- [What to work on] Look for "that" in each line of the entries, and return the matching lines.

- [Materials provided]
** Begin **

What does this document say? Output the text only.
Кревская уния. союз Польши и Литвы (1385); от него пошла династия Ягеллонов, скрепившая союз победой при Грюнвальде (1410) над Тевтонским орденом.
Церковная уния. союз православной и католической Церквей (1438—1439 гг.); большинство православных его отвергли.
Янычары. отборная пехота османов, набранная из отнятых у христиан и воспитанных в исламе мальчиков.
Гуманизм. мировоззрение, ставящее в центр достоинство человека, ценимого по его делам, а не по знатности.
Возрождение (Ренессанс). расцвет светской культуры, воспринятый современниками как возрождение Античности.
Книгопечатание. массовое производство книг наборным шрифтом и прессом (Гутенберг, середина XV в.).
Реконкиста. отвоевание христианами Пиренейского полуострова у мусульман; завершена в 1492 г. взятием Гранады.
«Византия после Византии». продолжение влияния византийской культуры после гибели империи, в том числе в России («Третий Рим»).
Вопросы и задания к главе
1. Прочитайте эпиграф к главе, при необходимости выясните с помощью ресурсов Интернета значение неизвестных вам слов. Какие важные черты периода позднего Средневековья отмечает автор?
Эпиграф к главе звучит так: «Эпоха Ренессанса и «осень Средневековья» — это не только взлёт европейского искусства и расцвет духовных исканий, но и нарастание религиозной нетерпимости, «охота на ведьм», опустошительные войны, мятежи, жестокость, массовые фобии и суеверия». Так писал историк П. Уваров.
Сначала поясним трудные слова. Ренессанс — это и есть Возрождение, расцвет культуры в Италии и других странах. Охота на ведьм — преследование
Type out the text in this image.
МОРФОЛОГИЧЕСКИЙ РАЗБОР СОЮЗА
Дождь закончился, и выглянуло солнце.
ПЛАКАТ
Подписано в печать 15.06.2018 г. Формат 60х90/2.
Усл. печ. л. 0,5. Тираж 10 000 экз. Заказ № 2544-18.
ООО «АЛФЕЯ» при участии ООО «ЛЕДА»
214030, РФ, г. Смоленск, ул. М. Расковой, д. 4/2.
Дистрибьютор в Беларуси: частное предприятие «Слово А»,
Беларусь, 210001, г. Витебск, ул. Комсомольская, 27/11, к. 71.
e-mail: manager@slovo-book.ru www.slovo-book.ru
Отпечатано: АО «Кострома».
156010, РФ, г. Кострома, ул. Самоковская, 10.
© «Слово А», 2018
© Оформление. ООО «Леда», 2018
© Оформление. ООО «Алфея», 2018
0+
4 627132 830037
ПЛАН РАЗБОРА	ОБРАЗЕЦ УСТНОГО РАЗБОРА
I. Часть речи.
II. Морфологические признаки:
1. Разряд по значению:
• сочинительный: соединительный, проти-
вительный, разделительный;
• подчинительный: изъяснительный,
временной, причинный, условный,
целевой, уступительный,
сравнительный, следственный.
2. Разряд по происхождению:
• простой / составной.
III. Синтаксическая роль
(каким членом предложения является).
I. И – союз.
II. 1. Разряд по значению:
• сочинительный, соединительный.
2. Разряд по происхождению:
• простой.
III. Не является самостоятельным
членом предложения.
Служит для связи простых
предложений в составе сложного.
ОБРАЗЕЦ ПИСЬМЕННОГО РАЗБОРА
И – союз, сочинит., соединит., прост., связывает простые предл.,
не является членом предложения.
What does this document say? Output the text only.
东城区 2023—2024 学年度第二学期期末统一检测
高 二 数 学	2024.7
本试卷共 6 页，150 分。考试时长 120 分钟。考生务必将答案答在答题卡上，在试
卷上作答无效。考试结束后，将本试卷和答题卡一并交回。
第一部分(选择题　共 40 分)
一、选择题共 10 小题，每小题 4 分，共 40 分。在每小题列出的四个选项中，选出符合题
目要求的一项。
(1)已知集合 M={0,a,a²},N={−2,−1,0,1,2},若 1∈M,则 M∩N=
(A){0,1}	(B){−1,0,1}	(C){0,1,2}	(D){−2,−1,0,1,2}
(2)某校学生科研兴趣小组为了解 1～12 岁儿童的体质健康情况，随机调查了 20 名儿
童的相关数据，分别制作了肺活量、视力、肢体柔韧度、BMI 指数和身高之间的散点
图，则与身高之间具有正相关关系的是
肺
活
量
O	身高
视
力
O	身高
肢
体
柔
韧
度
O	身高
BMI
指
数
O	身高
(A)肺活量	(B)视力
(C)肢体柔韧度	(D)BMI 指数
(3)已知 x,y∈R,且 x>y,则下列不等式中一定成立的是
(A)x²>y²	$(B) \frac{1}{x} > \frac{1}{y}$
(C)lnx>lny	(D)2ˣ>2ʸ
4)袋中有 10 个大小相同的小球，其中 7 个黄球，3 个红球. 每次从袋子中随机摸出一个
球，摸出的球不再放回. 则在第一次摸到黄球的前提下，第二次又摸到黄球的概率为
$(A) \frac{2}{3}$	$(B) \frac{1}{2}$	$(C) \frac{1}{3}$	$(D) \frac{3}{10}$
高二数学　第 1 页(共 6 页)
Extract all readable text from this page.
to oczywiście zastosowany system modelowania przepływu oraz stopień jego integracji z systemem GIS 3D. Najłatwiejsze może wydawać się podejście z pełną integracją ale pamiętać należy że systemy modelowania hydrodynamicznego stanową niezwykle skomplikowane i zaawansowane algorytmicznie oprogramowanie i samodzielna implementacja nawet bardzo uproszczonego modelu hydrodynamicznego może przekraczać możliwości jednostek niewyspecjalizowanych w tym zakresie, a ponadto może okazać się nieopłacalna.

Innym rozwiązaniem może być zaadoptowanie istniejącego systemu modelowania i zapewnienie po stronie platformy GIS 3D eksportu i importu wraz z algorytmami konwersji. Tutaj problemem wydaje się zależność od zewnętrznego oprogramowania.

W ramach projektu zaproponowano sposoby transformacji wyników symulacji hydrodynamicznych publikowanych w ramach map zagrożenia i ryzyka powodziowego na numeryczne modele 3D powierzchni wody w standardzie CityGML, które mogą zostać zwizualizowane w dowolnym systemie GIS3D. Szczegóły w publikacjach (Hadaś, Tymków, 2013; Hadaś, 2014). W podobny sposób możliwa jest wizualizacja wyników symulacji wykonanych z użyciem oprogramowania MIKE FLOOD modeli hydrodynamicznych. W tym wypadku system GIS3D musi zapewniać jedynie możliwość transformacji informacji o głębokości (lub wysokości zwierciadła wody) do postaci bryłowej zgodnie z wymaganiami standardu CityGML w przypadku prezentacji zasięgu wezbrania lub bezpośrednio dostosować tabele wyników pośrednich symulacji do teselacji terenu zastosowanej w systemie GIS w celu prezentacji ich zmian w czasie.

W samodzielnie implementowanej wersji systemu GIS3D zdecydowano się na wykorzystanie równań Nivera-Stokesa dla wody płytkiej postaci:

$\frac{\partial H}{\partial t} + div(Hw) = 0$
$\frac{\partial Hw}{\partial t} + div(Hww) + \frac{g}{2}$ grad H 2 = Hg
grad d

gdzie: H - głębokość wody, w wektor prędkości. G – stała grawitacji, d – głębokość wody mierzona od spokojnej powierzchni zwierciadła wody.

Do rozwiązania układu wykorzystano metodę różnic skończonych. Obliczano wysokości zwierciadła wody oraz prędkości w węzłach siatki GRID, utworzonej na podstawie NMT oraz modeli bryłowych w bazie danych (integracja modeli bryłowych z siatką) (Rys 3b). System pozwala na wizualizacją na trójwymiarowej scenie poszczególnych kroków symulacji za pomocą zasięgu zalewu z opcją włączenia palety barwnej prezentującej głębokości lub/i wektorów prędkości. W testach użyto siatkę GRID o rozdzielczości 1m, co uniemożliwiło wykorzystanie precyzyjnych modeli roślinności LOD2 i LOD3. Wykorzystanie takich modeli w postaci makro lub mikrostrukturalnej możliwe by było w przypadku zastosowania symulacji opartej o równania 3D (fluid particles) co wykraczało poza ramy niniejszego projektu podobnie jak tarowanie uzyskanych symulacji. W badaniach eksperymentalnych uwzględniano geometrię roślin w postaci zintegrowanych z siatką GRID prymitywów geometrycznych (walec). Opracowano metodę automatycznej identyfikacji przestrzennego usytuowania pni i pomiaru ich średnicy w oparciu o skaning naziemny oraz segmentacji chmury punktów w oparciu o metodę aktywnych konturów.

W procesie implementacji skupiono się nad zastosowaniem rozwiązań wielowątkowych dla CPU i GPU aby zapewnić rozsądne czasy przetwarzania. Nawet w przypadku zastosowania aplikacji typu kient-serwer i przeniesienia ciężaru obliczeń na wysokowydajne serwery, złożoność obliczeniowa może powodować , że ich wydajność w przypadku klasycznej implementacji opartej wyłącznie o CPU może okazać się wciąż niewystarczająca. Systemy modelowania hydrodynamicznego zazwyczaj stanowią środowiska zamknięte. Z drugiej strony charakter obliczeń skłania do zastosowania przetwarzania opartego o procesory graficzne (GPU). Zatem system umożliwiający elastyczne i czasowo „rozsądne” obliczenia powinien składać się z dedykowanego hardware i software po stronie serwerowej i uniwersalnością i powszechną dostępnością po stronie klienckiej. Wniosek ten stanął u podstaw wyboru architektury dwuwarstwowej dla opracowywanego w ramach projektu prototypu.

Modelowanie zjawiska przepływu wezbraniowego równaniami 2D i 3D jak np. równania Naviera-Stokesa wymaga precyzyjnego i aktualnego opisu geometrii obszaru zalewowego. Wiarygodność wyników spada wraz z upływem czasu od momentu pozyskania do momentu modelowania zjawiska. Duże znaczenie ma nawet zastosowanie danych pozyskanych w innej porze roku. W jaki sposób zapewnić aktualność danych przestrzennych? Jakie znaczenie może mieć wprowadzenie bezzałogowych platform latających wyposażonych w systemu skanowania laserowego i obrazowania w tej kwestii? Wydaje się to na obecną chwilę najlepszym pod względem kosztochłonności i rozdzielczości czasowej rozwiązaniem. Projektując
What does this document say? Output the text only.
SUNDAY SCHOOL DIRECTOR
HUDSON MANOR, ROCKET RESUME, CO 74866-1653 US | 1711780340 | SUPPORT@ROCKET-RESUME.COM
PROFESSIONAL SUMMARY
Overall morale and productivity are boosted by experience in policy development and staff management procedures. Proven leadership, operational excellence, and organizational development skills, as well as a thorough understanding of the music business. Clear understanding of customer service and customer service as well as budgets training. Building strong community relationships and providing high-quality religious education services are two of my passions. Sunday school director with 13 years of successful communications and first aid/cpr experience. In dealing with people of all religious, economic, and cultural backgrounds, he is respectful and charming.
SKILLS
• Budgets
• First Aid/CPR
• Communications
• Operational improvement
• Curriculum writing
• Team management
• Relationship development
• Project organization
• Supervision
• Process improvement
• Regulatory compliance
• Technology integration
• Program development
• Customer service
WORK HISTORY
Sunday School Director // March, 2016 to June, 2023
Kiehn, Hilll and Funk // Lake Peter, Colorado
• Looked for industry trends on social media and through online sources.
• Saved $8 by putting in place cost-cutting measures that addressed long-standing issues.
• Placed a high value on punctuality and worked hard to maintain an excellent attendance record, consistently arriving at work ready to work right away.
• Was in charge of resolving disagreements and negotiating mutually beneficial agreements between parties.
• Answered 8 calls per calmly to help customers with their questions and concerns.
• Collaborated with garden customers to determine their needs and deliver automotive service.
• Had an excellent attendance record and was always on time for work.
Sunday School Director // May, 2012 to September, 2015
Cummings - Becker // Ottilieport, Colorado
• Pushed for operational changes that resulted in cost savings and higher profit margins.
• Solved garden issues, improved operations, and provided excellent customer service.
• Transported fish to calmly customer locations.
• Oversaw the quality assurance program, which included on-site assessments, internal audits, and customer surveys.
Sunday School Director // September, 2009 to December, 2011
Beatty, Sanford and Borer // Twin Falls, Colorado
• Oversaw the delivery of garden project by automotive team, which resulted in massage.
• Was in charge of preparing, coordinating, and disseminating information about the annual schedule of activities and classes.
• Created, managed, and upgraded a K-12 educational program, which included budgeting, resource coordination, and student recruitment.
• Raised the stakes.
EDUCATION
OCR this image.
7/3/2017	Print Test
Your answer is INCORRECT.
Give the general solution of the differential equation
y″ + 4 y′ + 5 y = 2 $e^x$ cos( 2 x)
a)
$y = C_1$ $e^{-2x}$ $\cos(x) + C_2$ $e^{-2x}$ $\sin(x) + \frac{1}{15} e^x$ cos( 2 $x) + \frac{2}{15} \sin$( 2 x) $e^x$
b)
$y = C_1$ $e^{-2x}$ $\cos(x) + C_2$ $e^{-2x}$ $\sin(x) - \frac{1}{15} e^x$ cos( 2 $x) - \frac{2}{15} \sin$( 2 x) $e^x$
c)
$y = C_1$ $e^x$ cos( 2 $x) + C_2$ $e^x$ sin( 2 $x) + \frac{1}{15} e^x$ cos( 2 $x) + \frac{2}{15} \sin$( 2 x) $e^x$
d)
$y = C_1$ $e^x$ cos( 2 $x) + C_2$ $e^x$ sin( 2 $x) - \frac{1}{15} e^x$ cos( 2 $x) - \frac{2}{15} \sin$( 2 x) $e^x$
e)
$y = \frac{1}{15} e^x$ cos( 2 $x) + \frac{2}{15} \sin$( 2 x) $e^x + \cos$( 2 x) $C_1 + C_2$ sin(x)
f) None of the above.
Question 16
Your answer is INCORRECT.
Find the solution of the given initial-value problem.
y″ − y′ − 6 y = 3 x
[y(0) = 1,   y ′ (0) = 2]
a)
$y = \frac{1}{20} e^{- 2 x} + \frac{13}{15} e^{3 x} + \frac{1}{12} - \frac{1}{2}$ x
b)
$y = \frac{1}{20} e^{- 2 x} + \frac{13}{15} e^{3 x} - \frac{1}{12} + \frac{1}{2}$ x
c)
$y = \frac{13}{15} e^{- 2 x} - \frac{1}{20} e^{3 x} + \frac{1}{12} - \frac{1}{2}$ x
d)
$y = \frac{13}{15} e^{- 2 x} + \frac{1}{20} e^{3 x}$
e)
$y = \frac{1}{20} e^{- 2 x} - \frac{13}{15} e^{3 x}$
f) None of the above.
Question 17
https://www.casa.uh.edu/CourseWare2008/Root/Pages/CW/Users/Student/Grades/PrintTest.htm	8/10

** End **

- [Result of this task]
• Saved $8 by putting in place cost-cutting measures that addressed long-standing issues.
• Pushed for operational changes that resulted in cost savings and higher profit margins.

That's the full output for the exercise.